WORK INSTRUCTIONS ▸ Print the listing below without changes, from its first line through the line containing "- cancel-button-label: Cancel: [230, 513, 264, 525]".

start DATA PROVIDED

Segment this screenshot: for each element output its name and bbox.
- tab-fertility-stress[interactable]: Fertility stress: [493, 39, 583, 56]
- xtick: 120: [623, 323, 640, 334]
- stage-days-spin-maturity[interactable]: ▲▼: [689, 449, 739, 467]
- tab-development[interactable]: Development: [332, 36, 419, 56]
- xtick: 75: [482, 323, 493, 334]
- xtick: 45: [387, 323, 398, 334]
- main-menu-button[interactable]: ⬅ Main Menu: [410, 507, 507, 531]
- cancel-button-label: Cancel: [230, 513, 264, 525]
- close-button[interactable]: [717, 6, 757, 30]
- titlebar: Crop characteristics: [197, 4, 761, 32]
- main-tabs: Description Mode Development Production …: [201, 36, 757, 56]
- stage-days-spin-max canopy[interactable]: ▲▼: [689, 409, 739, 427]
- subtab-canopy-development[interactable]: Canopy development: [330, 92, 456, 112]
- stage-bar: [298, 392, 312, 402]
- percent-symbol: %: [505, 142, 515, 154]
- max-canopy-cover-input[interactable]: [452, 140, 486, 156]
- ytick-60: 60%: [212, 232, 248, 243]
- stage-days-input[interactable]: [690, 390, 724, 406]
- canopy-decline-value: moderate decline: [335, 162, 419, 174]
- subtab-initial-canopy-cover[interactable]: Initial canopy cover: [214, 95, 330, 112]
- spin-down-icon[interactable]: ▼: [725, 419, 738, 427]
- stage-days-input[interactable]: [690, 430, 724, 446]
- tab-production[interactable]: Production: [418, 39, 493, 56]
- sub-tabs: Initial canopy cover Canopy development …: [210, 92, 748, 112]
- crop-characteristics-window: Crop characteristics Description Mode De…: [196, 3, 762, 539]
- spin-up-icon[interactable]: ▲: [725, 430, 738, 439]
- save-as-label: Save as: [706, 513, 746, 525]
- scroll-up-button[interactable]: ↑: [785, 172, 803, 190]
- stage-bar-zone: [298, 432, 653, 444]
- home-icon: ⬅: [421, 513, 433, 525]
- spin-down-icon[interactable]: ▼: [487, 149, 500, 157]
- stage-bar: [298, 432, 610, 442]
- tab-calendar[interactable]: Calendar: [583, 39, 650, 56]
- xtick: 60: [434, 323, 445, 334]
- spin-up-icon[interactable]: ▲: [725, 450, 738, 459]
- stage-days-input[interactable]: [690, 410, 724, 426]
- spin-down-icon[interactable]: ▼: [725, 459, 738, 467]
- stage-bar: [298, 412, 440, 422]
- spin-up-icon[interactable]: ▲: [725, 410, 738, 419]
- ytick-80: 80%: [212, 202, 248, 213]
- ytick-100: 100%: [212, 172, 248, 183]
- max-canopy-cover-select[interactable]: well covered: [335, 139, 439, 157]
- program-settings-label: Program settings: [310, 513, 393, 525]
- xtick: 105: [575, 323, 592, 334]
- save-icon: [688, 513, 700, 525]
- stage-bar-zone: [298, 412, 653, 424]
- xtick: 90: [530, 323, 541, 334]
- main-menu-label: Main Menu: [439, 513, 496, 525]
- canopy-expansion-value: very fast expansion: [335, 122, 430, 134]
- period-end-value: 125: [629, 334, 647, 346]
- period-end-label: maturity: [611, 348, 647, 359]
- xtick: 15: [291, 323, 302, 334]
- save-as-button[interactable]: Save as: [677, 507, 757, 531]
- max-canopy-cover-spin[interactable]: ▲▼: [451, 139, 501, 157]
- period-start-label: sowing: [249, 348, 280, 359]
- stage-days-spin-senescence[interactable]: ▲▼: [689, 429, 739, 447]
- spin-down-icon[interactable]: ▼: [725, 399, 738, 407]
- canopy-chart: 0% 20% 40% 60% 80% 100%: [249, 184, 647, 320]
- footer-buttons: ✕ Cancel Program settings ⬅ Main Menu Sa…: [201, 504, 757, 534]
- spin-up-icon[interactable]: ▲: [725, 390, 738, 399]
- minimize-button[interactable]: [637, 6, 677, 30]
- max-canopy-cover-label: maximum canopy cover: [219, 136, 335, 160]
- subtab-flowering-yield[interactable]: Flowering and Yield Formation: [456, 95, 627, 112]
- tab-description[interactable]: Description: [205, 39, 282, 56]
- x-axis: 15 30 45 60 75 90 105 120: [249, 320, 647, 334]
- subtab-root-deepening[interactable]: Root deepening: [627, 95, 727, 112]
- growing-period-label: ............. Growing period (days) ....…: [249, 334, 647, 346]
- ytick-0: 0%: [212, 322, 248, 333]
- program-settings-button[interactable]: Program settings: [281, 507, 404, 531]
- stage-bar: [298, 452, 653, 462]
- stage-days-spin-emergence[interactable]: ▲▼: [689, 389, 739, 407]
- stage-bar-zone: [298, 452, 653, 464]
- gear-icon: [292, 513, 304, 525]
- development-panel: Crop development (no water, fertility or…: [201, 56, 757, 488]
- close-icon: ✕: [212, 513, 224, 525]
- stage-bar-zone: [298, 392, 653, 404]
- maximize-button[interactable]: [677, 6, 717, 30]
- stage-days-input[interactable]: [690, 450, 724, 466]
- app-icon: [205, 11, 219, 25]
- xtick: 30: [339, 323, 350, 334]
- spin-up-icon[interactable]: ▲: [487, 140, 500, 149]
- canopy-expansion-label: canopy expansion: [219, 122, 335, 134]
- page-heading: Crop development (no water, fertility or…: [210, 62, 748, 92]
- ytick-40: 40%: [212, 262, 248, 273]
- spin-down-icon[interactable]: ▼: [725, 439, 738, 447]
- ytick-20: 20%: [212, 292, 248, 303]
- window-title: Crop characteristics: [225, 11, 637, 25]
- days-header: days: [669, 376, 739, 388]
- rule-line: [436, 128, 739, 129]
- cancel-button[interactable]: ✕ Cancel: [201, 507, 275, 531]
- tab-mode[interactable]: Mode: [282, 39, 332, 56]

end DATA PROVIDED

THE REPLY ▸
Segment this screenshot: for each element output its name and bbox.
- tab-fertility-stress[interactable]: Fertility stress: [493, 39, 583, 56]
- xtick: 120: [623, 323, 640, 334]
- stage-days-spin-maturity[interactable]: ▲▼: [689, 449, 739, 467]
- tab-development[interactable]: Development: [332, 36, 419, 56]
- xtick: 75: [482, 323, 493, 334]
- xtick: 45: [387, 323, 398, 334]
- main-menu-button[interactable]: ⬅ Main Menu: [410, 507, 507, 531]
- cancel-button-label: Cancel: [230, 513, 264, 525]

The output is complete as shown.